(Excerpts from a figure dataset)

■ ■ ■ ■

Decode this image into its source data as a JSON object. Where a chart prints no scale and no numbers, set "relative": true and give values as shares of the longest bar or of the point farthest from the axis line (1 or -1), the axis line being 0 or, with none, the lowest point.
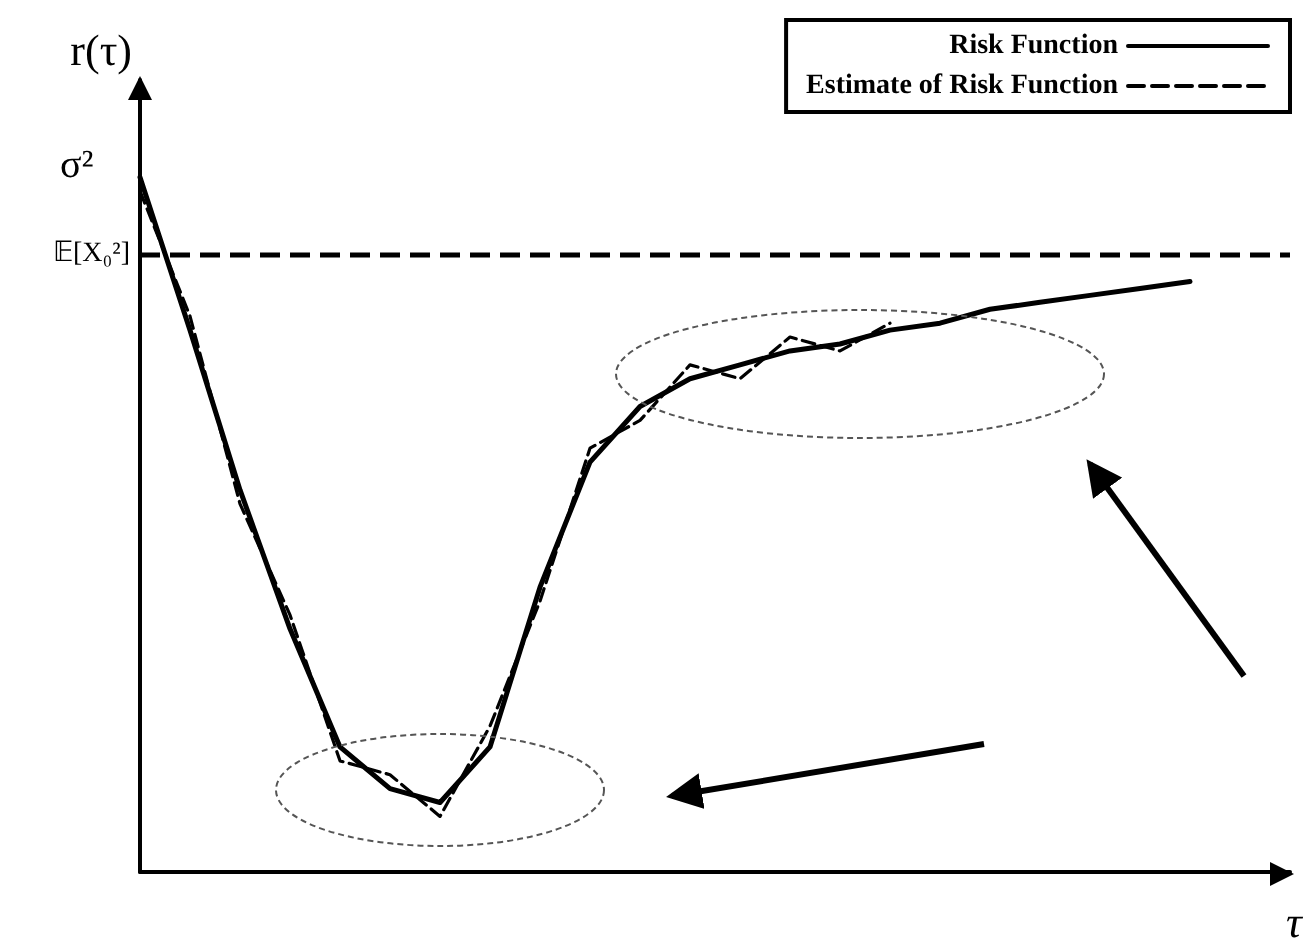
{
  "chart_data": {
    "type": "line",
    "relative": true,
    "xlabel": "τ",
    "ylabel": "r(τ)",
    "categories": [
      null,
      null,
      null,
      null,
      null,
      null,
      null,
      null,
      null,
      null,
      null,
      null,
      null,
      null,
      null,
      null,
      null,
      null,
      null,
      null,
      null,
      null,
      null,
      null
    ],
    "series": [
      {
        "name": "Risk Function",
        "color": "#000000",
        "line_style": "solid",
        "values": [
          1.0,
          0.78,
          0.55,
          0.35,
          0.18,
          0.12,
          0.1,
          0.18,
          0.41,
          0.59,
          0.67,
          0.71,
          0.73,
          0.75,
          0.76,
          0.78,
          0.79,
          0.81,
          0.82,
          0.83,
          0.84,
          0.85,
          null,
          null
        ]
      },
      {
        "name": "Estimate of Risk Function",
        "color": "#000000",
        "line_style": "dashed",
        "values": [
          0.98,
          0.8,
          0.53,
          0.37,
          0.16,
          0.14,
          0.08,
          0.21,
          0.39,
          0.61,
          0.65,
          0.73,
          0.71,
          0.77,
          0.75,
          0.79,
          null,
          null,
          null,
          null,
          null,
          null,
          null,
          null
        ]
      }
    ],
    "ref_lines": [
      {
        "axis": "y",
        "value": 0.89,
        "label": "𝔼[X₀²]",
        "color": "#000000",
        "line_style": "dashed"
      }
    ],
    "annotations": [
      "σ²"
    ],
    "legend": "top right",
    "grid": false,
    "marker": "none"
  }
}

■ ■ ■ ■

Problem details
Restate each line of the records exactly; pictures do not belong in the copy.

Task result
Decode this image into its source data as a JSON object. Where a chart prints no scale and no numbers, set "relative": true and give values as shares of the longest bar or of the point farthest from the axis line (1 or -1), the axis line being 0 or, with none, the lowest point.
{
  "chart_data": {
    "type": "line",
    "relative": true,
    "xlabel": "τ",
    "ylabel": "r(τ)",
    "categories": [
      null,
      null,
      null,
      null,
      null,
      null,
      null,
      null,
      null,
      null,
      null,
      null,
      null,
      null,
      null,
      null,
      null,
      null,
      null,
      null,
      null,
      null,
      null,
      null
    ],
    "series": [
      {
        "name": "Risk Function",
        "color": "#000000",
        "line_style": "solid",
        "values": [
          1.0,
          0.78,
          0.55,
          0.35,
          0.18,
          0.12,
          0.1,
          0.18,
          0.41,
          0.59,
          0.67,
          0.71,
          0.73,
          0.75,
          0.76,
          0.78,
          0.79,
          0.81,
          0.82,
          0.83,
          0.84,
          0.85,
          null,
          null
        ]
      },
      {
        "name": "Estimate of Risk Function",
        "color": "#000000",
        "line_style": "dashed",
        "values": [
          0.98,
          0.8,
          0.53,
          0.37,
          0.16,
          0.14,
          0.08,
          0.21,
          0.39,
          0.61,
          0.65,
          0.73,
          0.71,
          0.77,
          0.75,
          0.79,
          null,
          null,
          null,
          null,
          null,
          null,
          null,
          null
        ]
      }
    ],
    "ref_lines": [
      {
        "axis": "y",
        "value": 0.89,
        "label": "𝔼[X₀²]",
        "color": "#000000",
        "line_style": "dashed"
      }
    ],
    "annotations": [
      "σ²"
    ],
    "legend": "top right",
    "grid": false,
    "marker": "none"
  }
}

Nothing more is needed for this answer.